Le difese d’ufficio. La politica non è un’azienda da piazzare in borsa e la stampa non fa da sensale. Solo i fatti certificati contano. Altrimenti valga il rispettoso silenzio


di GIUSEPPE BEVACQUA
Attaccare a testa bassa non serve a nulla. È rissa, non giornalismo. E la politica messinese, questo oggetto astruso e a tratti curioso, dovrà pur avere un briciolo di buono. È vero, siamo critici. È il nostro mestiere. Ma non ci passa neanche per l’anticamera del cervello di fare i consiglieri, di ingerire negli assetti politici, di “suggerire” a un partito chi abbracciare o chi pugnalare. L’etica lo impone.
Imparziali? Ci sforziamo di esserlo. Quel che va bene, lo scriviamo. Quel che non va, quel che puzza, lo analizziamo, lo approfondiamo, lo seguiamo. E lo pubblichiamo. Il nostro confine sono le carte, i documenti, le prove inoppugnabili. Non un millimetro oltre.
L’attacco per il “gusto” di attaccare non ci appartiene. Così come la piaggeria, che è vomitevole, per chiunque.
Agire come “sensale” per un’alleanza politica è un atto di slealtà verso il lettore, perché si sta usando l’informazione per uno scopo diverso da quello di informare. È un inganno far credere di fare cronaca mentre si fa lobbying. Il dovere primario del giornalista non è verso un partito o un politico, ma verso i cittadini e la verità.
Riteniamo pertanto disdicevole, un pugno nello stomaco alla professione, vedere chi prende metaforicamente sottobraccio un movimento politico, un partito, e cerca di spingerlo ad allearsi con chicchessia. Questo non è il compito del giornalista. Non è il compito dell’editore. Non in una città “normale”.

§

[LE TUE ISTRUZIONI]: Nel testo sulla stampa e la politica messinese, quale confine si pone il giornale nel suo lavoro?

§

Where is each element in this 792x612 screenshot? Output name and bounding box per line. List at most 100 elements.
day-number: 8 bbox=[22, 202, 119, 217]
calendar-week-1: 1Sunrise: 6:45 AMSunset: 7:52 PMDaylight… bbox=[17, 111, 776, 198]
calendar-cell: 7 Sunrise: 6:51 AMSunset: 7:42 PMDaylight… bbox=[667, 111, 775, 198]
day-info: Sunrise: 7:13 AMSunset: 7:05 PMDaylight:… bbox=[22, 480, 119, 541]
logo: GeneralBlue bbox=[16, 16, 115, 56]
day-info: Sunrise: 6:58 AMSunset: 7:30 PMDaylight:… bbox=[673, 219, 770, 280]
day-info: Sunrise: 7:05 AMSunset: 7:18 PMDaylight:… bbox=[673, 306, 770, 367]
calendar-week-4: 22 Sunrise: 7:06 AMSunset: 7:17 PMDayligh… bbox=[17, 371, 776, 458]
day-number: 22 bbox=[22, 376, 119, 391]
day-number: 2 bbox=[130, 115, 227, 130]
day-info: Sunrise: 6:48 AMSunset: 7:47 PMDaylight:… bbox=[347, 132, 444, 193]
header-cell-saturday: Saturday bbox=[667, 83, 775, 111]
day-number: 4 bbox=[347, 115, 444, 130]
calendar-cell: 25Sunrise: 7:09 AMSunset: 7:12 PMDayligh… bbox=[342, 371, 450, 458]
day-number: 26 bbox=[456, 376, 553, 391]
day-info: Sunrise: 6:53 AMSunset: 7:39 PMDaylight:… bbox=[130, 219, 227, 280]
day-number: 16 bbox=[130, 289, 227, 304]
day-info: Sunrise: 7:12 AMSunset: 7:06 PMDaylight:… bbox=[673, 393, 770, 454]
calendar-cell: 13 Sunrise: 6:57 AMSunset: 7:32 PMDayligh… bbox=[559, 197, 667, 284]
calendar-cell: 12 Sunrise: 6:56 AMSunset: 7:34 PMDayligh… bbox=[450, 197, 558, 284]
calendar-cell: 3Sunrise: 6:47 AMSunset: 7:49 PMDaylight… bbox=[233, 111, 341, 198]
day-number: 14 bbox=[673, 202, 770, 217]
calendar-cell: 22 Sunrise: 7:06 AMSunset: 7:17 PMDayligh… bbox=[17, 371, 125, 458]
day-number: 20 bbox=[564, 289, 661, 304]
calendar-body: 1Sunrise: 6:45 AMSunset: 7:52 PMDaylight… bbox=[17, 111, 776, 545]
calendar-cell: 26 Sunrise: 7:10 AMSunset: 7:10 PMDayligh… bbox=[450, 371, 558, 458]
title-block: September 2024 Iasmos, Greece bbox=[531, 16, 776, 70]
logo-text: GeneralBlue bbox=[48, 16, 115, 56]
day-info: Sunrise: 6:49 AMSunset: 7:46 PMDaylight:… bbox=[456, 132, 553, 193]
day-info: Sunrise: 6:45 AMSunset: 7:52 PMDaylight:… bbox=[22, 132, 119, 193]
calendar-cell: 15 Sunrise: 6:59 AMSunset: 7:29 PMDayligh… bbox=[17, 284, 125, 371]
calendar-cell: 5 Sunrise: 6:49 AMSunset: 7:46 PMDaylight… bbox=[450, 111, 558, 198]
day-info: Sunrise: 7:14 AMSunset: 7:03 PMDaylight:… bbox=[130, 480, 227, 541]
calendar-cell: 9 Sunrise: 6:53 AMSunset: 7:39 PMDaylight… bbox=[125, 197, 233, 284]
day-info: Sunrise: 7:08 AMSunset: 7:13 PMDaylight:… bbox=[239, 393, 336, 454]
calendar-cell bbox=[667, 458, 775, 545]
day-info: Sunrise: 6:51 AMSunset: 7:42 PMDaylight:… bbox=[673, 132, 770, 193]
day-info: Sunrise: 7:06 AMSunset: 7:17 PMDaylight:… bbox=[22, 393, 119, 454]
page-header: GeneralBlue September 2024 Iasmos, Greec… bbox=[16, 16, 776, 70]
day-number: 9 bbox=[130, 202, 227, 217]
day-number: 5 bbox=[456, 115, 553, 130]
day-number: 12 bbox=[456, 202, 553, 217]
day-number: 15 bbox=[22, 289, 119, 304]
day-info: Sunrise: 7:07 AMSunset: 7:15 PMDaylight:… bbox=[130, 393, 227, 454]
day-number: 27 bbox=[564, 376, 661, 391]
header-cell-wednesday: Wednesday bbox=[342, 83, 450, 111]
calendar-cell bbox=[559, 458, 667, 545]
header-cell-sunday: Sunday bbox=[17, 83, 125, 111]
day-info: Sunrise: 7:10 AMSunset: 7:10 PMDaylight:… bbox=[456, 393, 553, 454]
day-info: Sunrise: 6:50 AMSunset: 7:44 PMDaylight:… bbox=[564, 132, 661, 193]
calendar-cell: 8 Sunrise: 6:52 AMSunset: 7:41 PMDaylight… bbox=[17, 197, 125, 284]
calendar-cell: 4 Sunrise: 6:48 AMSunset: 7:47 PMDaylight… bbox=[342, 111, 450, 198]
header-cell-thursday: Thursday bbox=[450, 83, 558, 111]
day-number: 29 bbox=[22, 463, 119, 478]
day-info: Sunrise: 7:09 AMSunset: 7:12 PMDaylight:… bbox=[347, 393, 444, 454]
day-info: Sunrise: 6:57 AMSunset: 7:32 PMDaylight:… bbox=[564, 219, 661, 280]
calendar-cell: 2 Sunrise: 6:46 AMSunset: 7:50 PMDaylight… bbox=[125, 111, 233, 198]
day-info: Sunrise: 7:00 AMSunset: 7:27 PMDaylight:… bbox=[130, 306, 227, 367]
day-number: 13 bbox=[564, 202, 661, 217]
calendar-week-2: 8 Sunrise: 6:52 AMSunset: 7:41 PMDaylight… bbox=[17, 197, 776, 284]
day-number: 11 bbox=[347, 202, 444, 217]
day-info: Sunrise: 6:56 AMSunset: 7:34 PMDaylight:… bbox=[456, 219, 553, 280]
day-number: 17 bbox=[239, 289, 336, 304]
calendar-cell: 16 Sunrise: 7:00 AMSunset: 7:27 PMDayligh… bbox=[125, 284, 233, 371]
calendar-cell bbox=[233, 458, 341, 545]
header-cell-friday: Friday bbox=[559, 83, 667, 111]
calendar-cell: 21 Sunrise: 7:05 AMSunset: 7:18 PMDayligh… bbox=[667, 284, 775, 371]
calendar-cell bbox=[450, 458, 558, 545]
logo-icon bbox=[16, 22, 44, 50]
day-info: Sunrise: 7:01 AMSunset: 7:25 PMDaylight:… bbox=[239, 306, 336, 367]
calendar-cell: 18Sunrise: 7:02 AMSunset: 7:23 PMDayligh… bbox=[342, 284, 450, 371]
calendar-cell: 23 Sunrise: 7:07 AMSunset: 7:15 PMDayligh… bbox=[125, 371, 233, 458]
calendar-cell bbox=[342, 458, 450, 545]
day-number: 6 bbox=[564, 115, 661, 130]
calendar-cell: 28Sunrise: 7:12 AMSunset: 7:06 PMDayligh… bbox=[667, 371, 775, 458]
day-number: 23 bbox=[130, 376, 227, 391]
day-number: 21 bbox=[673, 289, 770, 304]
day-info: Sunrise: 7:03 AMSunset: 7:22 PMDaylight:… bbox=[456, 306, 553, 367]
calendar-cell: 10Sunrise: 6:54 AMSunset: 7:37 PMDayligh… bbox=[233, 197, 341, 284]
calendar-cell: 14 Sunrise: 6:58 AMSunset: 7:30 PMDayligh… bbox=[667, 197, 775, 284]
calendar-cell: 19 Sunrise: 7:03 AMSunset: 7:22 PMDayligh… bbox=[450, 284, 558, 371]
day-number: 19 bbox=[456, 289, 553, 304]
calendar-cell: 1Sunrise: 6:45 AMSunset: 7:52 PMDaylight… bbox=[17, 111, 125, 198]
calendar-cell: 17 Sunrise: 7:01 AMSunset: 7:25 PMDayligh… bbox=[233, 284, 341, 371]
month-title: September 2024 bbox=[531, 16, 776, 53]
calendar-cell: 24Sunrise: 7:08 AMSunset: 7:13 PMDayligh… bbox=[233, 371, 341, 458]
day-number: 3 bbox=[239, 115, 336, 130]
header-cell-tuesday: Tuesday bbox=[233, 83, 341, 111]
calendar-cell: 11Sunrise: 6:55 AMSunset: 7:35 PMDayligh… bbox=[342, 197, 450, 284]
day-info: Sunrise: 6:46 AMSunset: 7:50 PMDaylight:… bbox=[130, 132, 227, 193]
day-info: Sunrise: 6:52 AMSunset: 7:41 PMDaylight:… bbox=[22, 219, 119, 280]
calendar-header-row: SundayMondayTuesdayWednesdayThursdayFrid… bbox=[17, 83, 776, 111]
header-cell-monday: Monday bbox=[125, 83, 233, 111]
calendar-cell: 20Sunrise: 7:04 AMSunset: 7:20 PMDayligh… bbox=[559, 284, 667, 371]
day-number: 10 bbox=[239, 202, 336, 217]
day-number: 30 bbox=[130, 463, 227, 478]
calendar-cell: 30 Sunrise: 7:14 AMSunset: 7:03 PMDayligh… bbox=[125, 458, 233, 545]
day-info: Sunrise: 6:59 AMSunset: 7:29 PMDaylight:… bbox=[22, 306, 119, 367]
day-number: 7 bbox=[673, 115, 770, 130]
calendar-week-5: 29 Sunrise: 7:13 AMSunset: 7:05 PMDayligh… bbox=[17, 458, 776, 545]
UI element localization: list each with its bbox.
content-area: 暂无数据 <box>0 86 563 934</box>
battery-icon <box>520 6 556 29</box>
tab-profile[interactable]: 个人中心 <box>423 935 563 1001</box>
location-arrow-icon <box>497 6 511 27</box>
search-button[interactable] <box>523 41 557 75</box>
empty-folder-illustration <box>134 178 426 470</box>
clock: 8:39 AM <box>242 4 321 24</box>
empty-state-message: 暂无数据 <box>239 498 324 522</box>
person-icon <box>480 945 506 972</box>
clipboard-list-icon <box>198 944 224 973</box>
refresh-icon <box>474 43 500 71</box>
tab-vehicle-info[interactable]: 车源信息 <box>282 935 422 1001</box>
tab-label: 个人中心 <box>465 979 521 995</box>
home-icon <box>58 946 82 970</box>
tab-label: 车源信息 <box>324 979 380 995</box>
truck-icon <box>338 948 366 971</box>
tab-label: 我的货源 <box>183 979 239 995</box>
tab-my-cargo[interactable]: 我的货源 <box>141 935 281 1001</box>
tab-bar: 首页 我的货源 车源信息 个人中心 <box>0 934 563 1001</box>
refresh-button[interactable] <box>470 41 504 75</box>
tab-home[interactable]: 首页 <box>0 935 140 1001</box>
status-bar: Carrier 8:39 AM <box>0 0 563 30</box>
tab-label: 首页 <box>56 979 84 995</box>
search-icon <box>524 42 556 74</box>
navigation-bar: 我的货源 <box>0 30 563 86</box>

§

[ESERCIZIO SVOLTO]: Il confine sono le carte, i documenti, le prove inoppugnabili.